### [What is expected]
Set down, in full, every record in the block.

Stored items:
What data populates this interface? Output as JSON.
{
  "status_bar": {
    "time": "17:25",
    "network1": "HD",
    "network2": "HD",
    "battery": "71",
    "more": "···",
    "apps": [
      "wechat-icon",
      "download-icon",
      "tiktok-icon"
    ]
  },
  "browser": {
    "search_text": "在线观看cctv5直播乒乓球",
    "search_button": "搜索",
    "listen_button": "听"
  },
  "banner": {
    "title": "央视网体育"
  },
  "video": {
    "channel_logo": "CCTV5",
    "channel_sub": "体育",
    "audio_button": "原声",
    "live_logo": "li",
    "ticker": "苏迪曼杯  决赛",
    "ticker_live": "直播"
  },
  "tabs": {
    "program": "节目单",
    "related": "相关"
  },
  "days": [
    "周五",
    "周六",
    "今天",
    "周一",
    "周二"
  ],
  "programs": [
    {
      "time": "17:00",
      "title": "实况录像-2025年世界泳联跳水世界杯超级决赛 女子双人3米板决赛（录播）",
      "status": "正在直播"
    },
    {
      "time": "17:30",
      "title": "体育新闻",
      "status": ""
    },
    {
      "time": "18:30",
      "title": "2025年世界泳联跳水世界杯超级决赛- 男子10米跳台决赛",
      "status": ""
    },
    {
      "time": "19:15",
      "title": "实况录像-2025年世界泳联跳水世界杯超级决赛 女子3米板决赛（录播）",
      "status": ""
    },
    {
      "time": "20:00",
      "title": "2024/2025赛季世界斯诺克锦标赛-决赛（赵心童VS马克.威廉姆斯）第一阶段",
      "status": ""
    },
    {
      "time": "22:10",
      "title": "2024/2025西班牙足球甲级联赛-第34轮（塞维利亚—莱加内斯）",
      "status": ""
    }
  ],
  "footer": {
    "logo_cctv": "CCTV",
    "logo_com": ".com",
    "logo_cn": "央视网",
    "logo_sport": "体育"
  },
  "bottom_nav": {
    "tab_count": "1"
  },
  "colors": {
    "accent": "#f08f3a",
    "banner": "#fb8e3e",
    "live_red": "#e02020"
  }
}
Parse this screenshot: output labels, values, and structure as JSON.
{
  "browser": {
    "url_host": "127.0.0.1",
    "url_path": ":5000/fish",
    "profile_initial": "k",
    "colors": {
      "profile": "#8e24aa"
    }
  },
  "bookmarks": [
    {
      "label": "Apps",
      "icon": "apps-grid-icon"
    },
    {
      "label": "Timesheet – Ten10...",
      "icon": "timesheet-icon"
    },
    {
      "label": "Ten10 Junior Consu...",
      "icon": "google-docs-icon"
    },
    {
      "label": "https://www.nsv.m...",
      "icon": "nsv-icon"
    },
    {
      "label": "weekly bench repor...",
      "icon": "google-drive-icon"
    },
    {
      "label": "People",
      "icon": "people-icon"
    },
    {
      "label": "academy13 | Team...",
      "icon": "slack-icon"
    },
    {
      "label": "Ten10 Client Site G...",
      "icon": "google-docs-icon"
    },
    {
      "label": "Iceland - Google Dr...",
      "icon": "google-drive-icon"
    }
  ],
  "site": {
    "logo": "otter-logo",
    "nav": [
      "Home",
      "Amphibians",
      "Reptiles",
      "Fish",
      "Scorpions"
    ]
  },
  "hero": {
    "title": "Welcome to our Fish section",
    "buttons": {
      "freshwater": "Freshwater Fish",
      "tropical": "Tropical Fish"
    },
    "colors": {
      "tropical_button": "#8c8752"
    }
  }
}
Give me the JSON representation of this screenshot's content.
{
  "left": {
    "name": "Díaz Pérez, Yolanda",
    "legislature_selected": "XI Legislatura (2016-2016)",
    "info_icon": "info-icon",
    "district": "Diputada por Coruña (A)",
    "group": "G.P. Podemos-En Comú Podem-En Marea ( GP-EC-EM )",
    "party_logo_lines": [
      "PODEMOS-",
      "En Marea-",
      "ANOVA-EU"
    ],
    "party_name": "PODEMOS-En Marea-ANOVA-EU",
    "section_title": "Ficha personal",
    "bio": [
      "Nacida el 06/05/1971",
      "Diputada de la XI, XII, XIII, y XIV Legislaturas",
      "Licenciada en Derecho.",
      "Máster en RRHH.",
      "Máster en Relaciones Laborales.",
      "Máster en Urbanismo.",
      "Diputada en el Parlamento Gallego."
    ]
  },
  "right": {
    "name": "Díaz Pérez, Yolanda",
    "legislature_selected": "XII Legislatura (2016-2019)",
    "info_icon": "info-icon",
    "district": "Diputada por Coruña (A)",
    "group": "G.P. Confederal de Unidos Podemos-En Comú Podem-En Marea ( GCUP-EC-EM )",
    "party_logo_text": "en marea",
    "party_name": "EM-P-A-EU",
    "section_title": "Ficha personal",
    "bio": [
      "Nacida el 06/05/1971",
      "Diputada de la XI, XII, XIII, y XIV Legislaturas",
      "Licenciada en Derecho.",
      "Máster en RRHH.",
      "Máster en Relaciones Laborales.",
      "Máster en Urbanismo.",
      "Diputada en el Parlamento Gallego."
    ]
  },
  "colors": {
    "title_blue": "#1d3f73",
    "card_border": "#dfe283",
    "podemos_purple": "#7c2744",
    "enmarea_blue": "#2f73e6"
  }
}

### [Answer to the problem]
What data populates this interface? Output as JSON.
{
  "status_bar": {
    "time": "17:25",
    "network1": "HD",
    "network2": "HD",
    "battery": "71",
    "more": "···",
    "apps": [
      "wechat-icon",
      "download-icon",
      "tiktok-icon"
    ]
  },
  "browser": {
    "search_text": "在线观看cctv5直播乒乓球",
    "search_button": "搜索",
    "listen_button": "听"
  },
  "banner": {
    "title": "央视网体育"
  },
  "video": {
    "channel_logo": "CCTV5",
    "channel_sub": "体育",
    "audio_button": "原声",
    "live_logo": "li",
    "ticker": "苏迪曼杯  决赛",
    "ticker_live": "直播"
  },
  "tabs": {
    "program": "节目单",
    "related": "相关"
  },
  "days": [
    "周五",
    "周六",
    "今天",
    "周一",
    "周二"
  ],
  "programs": [
    {
      "time": "17:00",
      "title": "实况录像-2025年世界泳联跳水世界杯超级决赛 女子双人3米板决赛（录播）",
      "status": "正在直播"
    },
    {
      "time": "17:30",
      "title": "体育新闻",
      "status": ""
    },
    {
      "time": "18:30",
      "title": "2025年世界泳联跳水世界杯超级决赛- 男子10米跳台决赛",
      "status": ""
    },
    {
      "time": "19:15",
      "title": "实况录像-2025年世界泳联跳水世界杯超级决赛 女子3米板决赛（录播）",
      "status": ""
    },
    {
      "time": "20:00",
      "title": "2024/2025赛季世界斯诺克锦标赛-决赛（赵心童VS马克.威廉姆斯）第一阶段",
      "status": ""
    },
    {
      "time": "22:10",
      "title": "2024/2025西班牙足球甲级联赛-第34轮（塞维利亚—莱加内斯）",
      "status": ""
    }
  ],
  "footer": {
    "logo_cctv": "CCTV",
    "logo_com": ".com",
    "logo_cn": "央视网",
    "logo_sport": "体育"
  },
  "bottom_nav": {
    "tab_count": "1"
  },
  "colors": {
    "accent": "#f08f3a",
    "banner": "#fb8e3e",
    "live_red": "#e02020"
  }
}
Parse this screenshot: output labels, values, and structure as JSON.
{
  "browser": {
    "url_host": "127.0.0.1",
    "url_path": ":5000/fish",
    "profile_initial": "k",
    "colors": {
      "profile": "#8e24aa"
    }
  },
  "bookmarks": [
    {
      "label": "Apps",
      "icon": "apps-grid-icon"
    },
    {
      "label": "Timesheet – Ten10...",
      "icon": "timesheet-icon"
    },
    {
      "label": "Ten10 Junior Consu...",
      "icon": "google-docs-icon"
    },
    {
      "label": "https://www.nsv.m...",
      "icon": "nsv-icon"
    },
    {
      "label": "weekly bench repor...",
      "icon": "google-drive-icon"
    },
    {
      "label": "People",
      "icon": "people-icon"
    },
    {
      "label": "academy13 | Team...",
      "icon": "slack-icon"
    },
    {
      "label": "Ten10 Client Site G...",
      "icon": "google-docs-icon"
    },
    {
      "label": "Iceland - Google Dr...",
      "icon": "google-drive-icon"
    }
  ],
  "site": {
    "logo": "otter-logo",
    "nav": [
      "Home",
      "Amphibians",
      "Reptiles",
      "Fish",
      "Scorpions"
    ]
  },
  "hero": {
    "title": "Welcome to our Fish section",
    "buttons": {
      "freshwater": "Freshwater Fish",
      "tropical": "Tropical Fish"
    },
    "colors": {
      "tropical_button": "#8c8752"
    }
  }
}
Give me the JSON representation of this screenshot's content.
{
  "left": {
    "name": "Díaz Pérez, Yolanda",
    "legislature_selected": "XI Legislatura (2016-2016)",
    "info_icon": "info-icon",
    "district": "Diputada por Coruña (A)",
    "group": "G.P. Podemos-En Comú Podem-En Marea ( GP-EC-EM )",
    "party_logo_lines": [
      "PODEMOS-",
      "En Marea-",
      "ANOVA-EU"
    ],
    "party_name": "PODEMOS-En Marea-ANOVA-EU",
    "section_title": "Ficha personal",
    "bio": [
      "Nacida el 06/05/1971",
      "Diputada de la XI, XII, XIII, y XIV Legislaturas",
      "Licenciada en Derecho.",
      "Máster en RRHH.",
      "Máster en Relaciones Laborales.",
      "Máster en Urbanismo.",
      "Diputada en el Parlamento Gallego."
    ]
  },
  "right": {
    "name": "Díaz Pérez, Yolanda",
    "legislature_selected": "XII Legislatura (2016-2019)",
    "info_icon": "info-icon",
    "district": "Diputada por Coruña (A)",
    "group": "G.P. Confederal de Unidos Podemos-En Comú Podem-En Marea ( GCUP-EC-EM )",
    "party_logo_text": "en marea",
    "party_name": "EM-P-A-EU",
    "section_title": "Ficha personal",
    "bio": [
      "Nacida el 06/05/1971",
      "Diputada de la XI, XII, XIII, y XIV Legislaturas",
      "Licenciada en Derecho.",
      "Máster en RRHH.",
      "Máster en Relaciones Laborales.",
      "Máster en Urbanismo.",
      "Diputada en el Parlamento Gallego."
    ]
  },
  "colors": {
    "title_blue": "#1d3f73",
    "card_border": "#dfe283",
    "podemos_purple": "#7c2744",
    "enmarea_blue": "#2f73e6"
  }
}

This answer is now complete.